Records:
========================
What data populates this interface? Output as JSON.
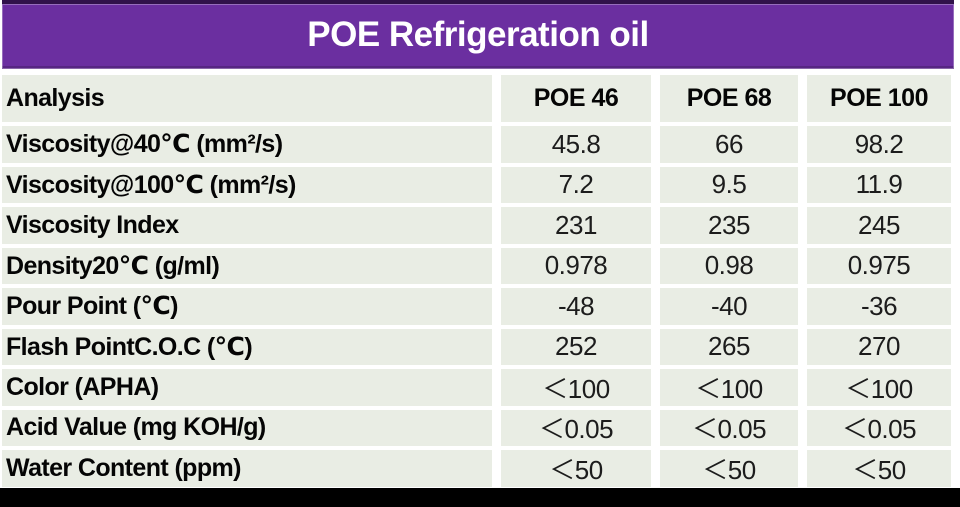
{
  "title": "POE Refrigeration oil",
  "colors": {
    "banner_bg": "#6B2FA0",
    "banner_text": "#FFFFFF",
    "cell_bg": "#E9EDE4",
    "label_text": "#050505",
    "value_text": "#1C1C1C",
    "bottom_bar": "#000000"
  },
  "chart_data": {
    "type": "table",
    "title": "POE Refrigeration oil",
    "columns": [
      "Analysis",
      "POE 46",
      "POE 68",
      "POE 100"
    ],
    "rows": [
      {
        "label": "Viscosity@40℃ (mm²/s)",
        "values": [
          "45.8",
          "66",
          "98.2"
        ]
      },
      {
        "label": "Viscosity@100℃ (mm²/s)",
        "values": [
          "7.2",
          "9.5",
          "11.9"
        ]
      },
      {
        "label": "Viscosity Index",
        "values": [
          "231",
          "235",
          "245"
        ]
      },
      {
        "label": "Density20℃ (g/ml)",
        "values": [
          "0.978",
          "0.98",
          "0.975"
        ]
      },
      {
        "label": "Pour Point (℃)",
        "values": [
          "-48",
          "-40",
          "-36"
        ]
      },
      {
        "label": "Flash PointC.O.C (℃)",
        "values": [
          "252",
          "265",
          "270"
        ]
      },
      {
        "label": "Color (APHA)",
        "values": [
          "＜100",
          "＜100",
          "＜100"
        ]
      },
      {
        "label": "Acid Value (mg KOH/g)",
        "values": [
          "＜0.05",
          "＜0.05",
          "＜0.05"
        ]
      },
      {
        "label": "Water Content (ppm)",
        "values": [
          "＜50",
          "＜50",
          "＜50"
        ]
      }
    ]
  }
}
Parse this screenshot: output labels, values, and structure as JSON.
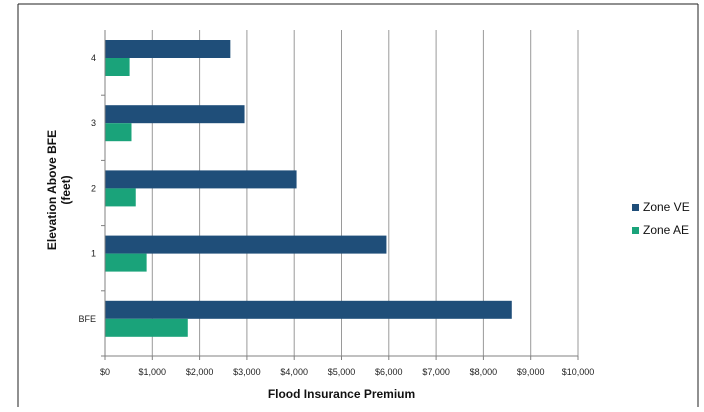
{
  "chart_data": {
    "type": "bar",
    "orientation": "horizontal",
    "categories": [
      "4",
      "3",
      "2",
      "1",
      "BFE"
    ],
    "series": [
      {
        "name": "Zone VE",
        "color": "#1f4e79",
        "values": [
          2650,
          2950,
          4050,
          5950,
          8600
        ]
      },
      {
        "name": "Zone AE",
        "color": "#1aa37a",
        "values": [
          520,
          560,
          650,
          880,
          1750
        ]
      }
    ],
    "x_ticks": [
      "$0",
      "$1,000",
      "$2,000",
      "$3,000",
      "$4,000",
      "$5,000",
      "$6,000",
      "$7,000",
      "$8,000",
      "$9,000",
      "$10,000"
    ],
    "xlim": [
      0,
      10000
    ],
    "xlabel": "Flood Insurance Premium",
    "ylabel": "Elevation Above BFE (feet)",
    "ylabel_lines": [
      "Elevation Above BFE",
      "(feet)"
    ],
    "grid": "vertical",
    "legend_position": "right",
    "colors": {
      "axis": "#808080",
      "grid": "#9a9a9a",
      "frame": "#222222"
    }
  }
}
========================
#### TO DO:
Beginning with the line that holds "Parse this screenshot: output", extract every line to the end of the material, exactly as it stands, and drop the pictures.

#### EXERCISE ANSWER:
Parse this screenshot: output labels, values, and structure as JSON.
{
  "chart_data": {
    "type": "bar",
    "orientation": "horizontal",
    "categories": [
      "4",
      "3",
      "2",
      "1",
      "BFE"
    ],
    "series": [
      {
        "name": "Zone VE",
        "color": "#1f4e79",
        "values": [
          2650,
          2950,
          4050,
          5950,
          8600
        ]
      },
      {
        "name": "Zone AE",
        "color": "#1aa37a",
        "values": [
          520,
          560,
          650,
          880,
          1750
        ]
      }
    ],
    "x_ticks": [
      "$0",
      "$1,000",
      "$2,000",
      "$3,000",
      "$4,000",
      "$5,000",
      "$6,000",
      "$7,000",
      "$8,000",
      "$9,000",
      "$10,000"
    ],
    "xlim": [
      0,
      10000
    ],
    "xlabel": "Flood Insurance Premium",
    "ylabel": "Elevation Above BFE (feet)",
    "ylabel_lines": [
      "Elevation Above BFE",
      "(feet)"
    ],
    "grid": "vertical",
    "legend_position": "right",
    "colors": {
      "axis": "#808080",
      "grid": "#9a9a9a",
      "frame": "#222222"
    }
  }
}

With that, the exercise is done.